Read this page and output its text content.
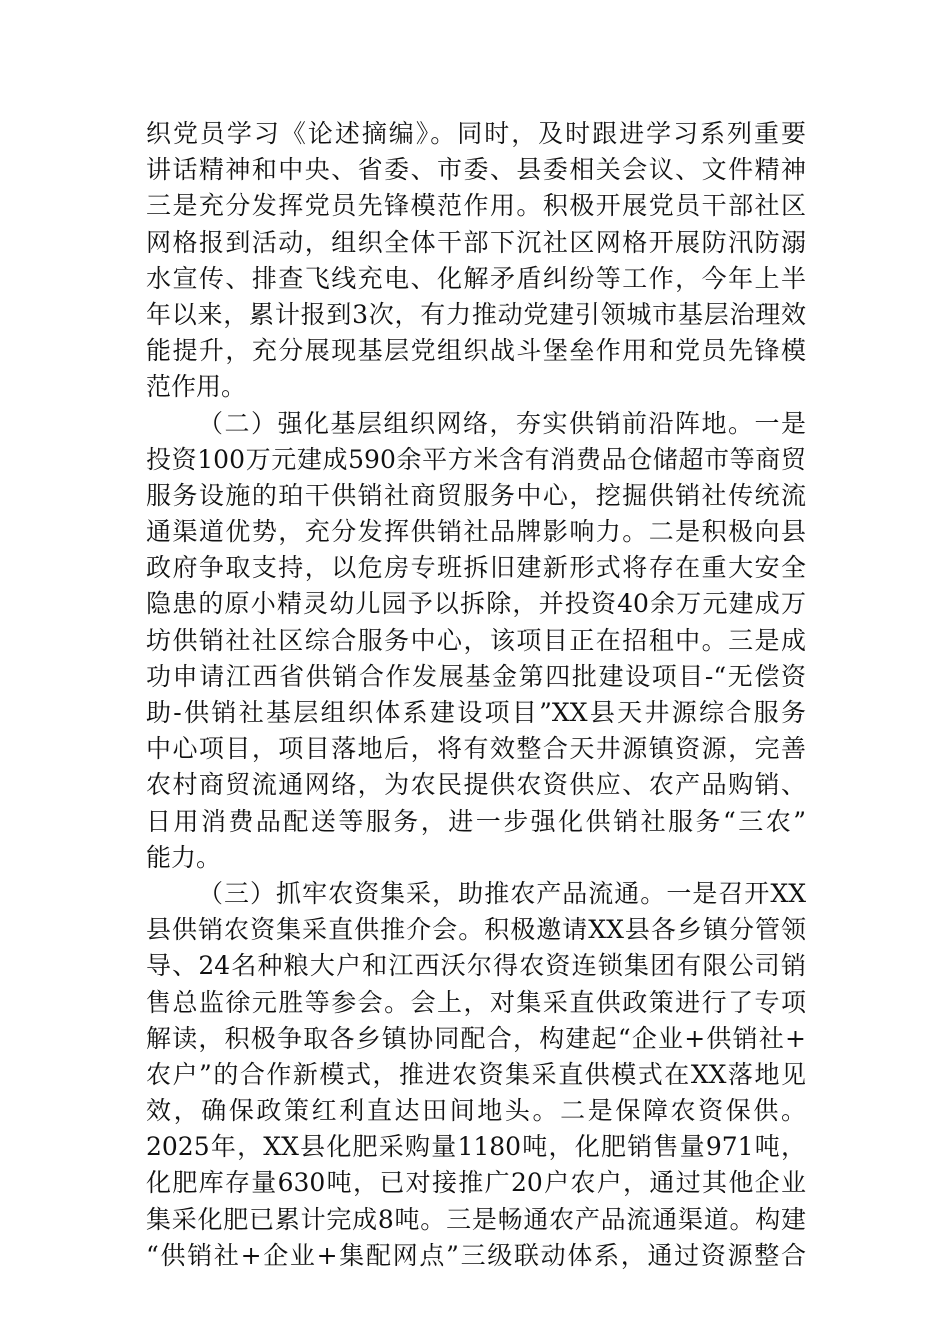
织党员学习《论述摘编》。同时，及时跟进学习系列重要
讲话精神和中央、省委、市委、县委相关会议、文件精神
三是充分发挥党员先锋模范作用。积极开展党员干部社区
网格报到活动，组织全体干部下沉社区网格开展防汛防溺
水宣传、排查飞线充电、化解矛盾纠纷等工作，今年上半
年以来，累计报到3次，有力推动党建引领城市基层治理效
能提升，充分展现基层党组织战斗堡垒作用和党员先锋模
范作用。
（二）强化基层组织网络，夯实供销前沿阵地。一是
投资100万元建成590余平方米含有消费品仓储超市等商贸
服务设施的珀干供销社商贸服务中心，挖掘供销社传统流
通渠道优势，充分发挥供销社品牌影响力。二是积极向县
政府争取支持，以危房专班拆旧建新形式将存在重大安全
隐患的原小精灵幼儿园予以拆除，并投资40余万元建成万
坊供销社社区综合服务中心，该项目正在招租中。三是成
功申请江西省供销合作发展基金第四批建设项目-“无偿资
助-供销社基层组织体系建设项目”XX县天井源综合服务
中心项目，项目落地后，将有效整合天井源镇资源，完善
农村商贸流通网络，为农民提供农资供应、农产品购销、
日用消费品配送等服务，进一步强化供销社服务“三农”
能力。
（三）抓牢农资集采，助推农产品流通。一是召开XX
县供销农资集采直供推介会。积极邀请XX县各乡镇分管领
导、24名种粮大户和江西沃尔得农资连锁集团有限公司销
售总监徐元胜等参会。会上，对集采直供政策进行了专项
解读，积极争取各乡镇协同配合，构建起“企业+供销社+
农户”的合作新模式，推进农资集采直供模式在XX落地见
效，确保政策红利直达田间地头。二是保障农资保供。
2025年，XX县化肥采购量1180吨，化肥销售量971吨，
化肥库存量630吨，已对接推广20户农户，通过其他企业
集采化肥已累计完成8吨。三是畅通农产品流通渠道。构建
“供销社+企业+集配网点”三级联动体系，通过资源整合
* * *
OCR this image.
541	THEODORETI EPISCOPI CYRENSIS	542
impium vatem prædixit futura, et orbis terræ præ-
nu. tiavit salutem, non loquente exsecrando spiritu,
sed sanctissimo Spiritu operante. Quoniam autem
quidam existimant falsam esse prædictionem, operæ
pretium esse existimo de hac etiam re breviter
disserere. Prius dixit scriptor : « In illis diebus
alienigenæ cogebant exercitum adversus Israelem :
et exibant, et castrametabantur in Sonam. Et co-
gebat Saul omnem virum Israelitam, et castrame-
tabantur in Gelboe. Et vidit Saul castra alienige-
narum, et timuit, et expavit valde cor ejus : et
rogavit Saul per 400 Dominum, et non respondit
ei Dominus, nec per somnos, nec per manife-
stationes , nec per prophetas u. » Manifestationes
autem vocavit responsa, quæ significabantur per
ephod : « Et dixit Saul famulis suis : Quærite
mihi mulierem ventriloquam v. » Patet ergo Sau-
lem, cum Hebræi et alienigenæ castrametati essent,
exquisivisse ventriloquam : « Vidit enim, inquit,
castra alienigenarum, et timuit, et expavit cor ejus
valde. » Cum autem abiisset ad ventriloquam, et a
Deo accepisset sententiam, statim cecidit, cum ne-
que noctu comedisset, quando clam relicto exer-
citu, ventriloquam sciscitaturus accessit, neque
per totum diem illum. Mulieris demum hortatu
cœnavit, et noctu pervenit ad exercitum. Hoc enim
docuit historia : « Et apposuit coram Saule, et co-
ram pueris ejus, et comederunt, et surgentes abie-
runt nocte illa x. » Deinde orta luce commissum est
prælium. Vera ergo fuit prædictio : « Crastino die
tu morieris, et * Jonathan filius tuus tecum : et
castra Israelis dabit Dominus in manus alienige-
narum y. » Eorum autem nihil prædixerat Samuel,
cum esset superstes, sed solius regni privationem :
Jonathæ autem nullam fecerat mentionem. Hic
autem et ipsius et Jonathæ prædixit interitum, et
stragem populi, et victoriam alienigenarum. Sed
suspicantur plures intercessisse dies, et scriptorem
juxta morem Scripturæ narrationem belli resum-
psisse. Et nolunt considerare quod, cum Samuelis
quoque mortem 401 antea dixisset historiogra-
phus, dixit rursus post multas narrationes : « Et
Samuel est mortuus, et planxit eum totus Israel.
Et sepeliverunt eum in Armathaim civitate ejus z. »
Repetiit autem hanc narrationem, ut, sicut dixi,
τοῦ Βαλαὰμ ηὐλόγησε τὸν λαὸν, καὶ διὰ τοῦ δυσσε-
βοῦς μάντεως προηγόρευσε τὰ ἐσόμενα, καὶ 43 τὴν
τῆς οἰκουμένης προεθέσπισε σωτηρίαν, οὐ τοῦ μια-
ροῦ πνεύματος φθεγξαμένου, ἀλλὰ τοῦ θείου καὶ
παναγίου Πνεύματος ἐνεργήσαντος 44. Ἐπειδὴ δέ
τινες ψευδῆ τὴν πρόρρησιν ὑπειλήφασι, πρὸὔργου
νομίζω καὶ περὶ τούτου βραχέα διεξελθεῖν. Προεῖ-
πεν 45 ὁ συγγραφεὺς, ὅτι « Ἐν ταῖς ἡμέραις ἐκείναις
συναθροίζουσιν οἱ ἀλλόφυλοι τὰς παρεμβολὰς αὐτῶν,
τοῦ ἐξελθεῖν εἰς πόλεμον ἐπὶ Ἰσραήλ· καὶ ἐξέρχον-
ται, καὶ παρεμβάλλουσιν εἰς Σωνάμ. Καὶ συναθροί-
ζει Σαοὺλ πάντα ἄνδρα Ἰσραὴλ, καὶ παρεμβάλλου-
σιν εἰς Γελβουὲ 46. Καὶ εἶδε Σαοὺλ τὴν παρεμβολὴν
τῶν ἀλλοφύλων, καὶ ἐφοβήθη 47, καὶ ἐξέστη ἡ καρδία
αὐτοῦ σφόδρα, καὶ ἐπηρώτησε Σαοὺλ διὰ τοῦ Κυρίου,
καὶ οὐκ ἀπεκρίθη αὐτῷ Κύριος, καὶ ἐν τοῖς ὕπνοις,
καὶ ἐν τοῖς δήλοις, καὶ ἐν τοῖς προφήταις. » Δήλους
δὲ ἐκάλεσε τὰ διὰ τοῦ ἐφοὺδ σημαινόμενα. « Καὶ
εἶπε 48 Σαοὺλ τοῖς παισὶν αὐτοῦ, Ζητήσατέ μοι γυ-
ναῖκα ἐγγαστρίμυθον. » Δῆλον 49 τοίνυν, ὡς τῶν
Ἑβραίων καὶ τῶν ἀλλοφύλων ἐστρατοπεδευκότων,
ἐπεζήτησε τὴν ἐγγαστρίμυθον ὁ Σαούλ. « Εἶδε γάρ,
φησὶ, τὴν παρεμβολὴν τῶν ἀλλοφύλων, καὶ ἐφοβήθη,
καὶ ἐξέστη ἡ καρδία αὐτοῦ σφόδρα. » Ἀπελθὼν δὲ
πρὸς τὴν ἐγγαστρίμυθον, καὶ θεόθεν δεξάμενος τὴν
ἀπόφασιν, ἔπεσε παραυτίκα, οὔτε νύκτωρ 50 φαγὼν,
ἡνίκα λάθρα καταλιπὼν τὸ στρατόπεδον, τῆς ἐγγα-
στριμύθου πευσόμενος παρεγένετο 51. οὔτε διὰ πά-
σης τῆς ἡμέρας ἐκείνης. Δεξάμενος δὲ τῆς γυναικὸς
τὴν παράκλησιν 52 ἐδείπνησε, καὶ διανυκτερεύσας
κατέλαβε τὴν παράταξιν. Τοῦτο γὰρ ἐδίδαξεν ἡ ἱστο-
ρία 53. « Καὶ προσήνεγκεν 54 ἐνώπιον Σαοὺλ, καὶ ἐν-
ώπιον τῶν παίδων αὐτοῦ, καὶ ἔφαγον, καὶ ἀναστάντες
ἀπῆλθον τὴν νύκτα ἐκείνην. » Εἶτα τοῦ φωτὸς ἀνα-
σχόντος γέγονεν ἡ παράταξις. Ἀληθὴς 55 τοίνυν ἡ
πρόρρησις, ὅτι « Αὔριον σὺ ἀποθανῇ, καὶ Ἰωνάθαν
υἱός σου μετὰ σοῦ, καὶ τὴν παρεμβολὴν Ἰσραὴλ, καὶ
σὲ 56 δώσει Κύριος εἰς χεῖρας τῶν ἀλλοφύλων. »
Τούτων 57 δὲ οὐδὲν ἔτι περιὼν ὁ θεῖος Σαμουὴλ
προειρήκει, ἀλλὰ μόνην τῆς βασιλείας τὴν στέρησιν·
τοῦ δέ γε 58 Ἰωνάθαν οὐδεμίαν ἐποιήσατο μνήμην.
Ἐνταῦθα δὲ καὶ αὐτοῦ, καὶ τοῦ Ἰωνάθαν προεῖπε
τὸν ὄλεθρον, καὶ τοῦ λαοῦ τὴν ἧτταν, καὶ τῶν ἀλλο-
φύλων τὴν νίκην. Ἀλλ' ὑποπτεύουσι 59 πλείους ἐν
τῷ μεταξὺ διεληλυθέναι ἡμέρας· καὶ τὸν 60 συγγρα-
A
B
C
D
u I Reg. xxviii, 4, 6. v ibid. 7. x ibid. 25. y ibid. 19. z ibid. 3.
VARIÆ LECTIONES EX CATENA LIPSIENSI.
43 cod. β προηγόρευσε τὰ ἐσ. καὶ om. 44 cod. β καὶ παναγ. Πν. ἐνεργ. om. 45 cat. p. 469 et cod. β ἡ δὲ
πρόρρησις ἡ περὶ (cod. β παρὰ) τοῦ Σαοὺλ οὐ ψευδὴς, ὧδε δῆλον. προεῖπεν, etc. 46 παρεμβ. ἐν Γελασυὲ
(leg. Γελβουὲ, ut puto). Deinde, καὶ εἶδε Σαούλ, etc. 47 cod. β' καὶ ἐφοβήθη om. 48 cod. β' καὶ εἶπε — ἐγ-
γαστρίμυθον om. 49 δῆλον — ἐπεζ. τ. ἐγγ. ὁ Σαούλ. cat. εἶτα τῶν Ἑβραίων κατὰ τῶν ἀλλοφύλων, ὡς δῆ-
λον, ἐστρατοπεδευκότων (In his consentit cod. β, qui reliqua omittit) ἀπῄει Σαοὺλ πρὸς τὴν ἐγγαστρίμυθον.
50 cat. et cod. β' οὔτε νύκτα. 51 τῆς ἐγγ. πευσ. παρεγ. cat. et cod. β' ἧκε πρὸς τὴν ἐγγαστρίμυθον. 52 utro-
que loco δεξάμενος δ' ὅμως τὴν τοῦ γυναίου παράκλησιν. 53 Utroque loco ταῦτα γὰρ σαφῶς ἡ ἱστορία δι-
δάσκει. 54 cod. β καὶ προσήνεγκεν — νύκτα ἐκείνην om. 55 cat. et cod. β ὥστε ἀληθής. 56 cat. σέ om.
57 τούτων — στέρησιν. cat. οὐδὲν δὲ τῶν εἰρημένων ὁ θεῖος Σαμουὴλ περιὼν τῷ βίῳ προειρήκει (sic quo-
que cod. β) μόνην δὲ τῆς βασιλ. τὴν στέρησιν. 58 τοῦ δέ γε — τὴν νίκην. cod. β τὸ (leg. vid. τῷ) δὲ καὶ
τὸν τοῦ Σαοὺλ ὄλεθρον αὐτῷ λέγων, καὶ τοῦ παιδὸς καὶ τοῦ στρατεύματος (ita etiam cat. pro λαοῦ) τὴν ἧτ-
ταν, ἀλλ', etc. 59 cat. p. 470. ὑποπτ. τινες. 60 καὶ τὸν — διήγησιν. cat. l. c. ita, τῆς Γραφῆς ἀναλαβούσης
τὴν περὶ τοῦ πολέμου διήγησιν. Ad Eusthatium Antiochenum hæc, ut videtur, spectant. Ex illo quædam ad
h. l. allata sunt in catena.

**Work instructions**
Of all the lines in the material above, how many contain the word "πρὸς"? Give only the count.

**Complete response**
3